(Extracted records)
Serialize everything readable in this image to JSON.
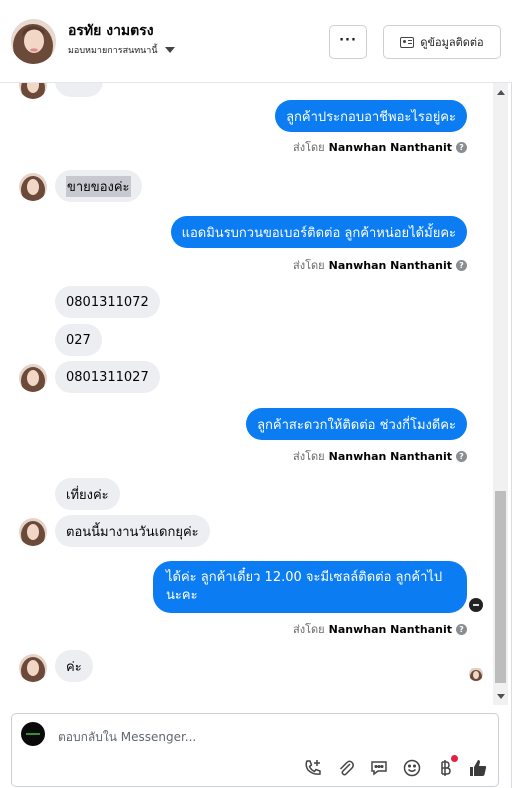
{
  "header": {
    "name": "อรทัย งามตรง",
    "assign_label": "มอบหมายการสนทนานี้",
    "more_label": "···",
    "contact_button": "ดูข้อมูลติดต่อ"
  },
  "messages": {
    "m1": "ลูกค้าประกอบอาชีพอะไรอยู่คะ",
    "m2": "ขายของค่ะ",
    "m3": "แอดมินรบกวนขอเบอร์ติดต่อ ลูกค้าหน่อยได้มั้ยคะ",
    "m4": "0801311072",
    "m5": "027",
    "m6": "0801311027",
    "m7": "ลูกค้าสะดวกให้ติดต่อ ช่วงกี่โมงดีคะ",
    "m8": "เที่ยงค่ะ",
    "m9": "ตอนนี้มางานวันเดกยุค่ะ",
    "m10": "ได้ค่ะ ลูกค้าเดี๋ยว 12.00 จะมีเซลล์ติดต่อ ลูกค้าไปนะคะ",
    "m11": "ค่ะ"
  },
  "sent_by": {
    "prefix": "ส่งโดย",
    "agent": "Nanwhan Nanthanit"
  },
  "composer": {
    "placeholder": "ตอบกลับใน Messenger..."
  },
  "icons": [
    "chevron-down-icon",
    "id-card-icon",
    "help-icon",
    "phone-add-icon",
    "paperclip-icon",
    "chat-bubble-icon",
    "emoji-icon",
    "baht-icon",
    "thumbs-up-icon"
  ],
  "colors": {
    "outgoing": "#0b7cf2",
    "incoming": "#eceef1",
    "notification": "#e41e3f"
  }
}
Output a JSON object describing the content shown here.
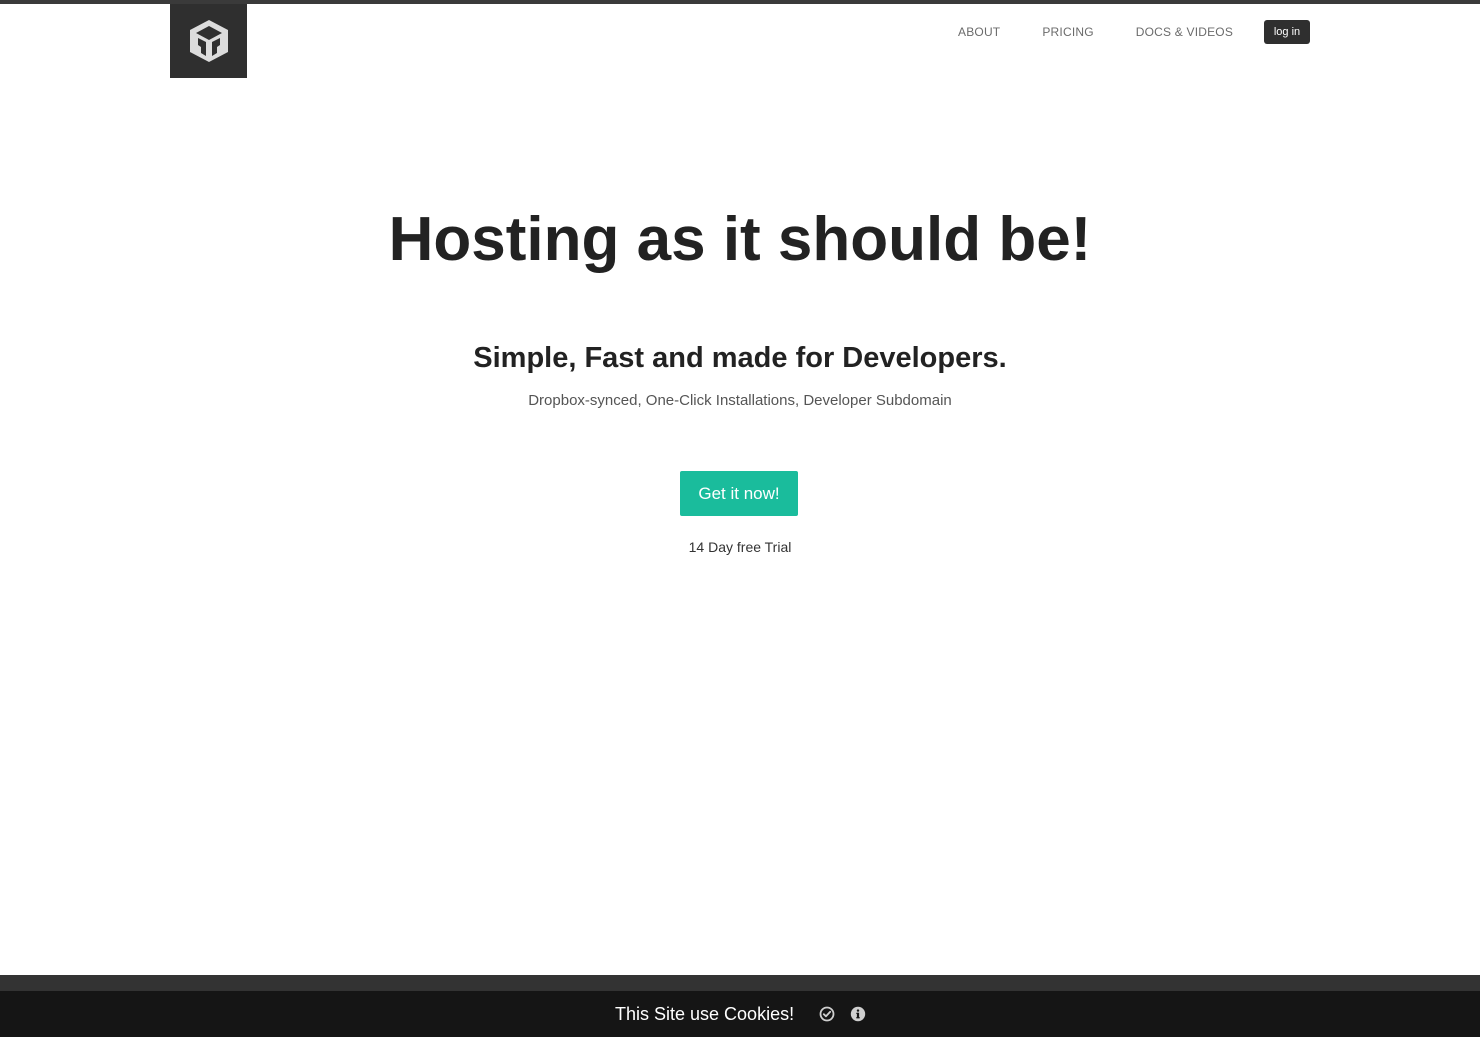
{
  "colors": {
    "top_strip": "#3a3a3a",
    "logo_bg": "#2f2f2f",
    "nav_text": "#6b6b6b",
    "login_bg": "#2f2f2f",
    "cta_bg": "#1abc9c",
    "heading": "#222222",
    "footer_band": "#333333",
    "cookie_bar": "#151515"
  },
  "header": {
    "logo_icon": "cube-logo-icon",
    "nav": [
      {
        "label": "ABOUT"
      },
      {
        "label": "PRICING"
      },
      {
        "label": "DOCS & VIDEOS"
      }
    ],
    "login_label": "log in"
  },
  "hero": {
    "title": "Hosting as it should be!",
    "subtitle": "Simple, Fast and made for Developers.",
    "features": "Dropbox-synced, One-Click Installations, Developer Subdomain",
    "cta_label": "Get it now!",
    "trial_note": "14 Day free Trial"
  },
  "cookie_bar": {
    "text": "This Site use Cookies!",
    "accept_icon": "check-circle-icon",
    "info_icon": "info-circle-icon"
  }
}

Goal: Repeat the material above in full and exactly, apart from the pictures.

Finished answer:
Serialize everything readable in this image to JSON.
{
  "header": {
    "name": "อรทัย งามตรง",
    "assign_label": "มอบหมายการสนทนานี้",
    "more_label": "···",
    "contact_button": "ดูข้อมูลติดต่อ"
  },
  "messages": {
    "m1": "ลูกค้าประกอบอาชีพอะไรอยู่คะ",
    "m2": "ขายของค่ะ",
    "m3": "แอดมินรบกวนขอเบอร์ติดต่อ ลูกค้าหน่อยได้มั้ยคะ",
    "m4": "0801311072",
    "m5": "027",
    "m6": "0801311027",
    "m7": "ลูกค้าสะดวกให้ติดต่อ ช่วงกี่โมงดีคะ",
    "m8": "เที่ยงค่ะ",
    "m9": "ตอนนี้มางานวันเดกยุค่ะ",
    "m10": "ได้ค่ะ ลูกค้าเดี๋ยว 12.00 จะมีเซลล์ติดต่อ ลูกค้าไปนะคะ",
    "m11": "ค่ะ"
  },
  "sent_by": {
    "prefix": "ส่งโดย",
    "agent": "Nanwhan Nanthanit"
  },
  "composer": {
    "placeholder": "ตอบกลับใน Messenger..."
  },
  "icons": [
    "chevron-down-icon",
    "id-card-icon",
    "help-icon",
    "phone-add-icon",
    "paperclip-icon",
    "chat-bubble-icon",
    "emoji-icon",
    "baht-icon",
    "thumbs-up-icon"
  ],
  "colors": {
    "outgoing": "#0b7cf2",
    "incoming": "#eceef1",
    "notification": "#e41e3f"
  }
}
Output a JSON object describing the content shown here.
{
  "colors": {
    "top_strip": "#3a3a3a",
    "logo_bg": "#2f2f2f",
    "nav_text": "#6b6b6b",
    "login_bg": "#2f2f2f",
    "cta_bg": "#1abc9c",
    "heading": "#222222",
    "footer_band": "#333333",
    "cookie_bar": "#151515"
  },
  "header": {
    "logo_icon": "cube-logo-icon",
    "nav": [
      {
        "label": "ABOUT"
      },
      {
        "label": "PRICING"
      },
      {
        "label": "DOCS & VIDEOS"
      }
    ],
    "login_label": "log in"
  },
  "hero": {
    "title": "Hosting as it should be!",
    "subtitle": "Simple, Fast and made for Developers.",
    "features": "Dropbox-synced, One-Click Installations, Developer Subdomain",
    "cta_label": "Get it now!",
    "trial_note": "14 Day free Trial"
  },
  "cookie_bar": {
    "text": "This Site use Cookies!",
    "accept_icon": "check-circle-icon",
    "info_icon": "info-circle-icon"
  }
}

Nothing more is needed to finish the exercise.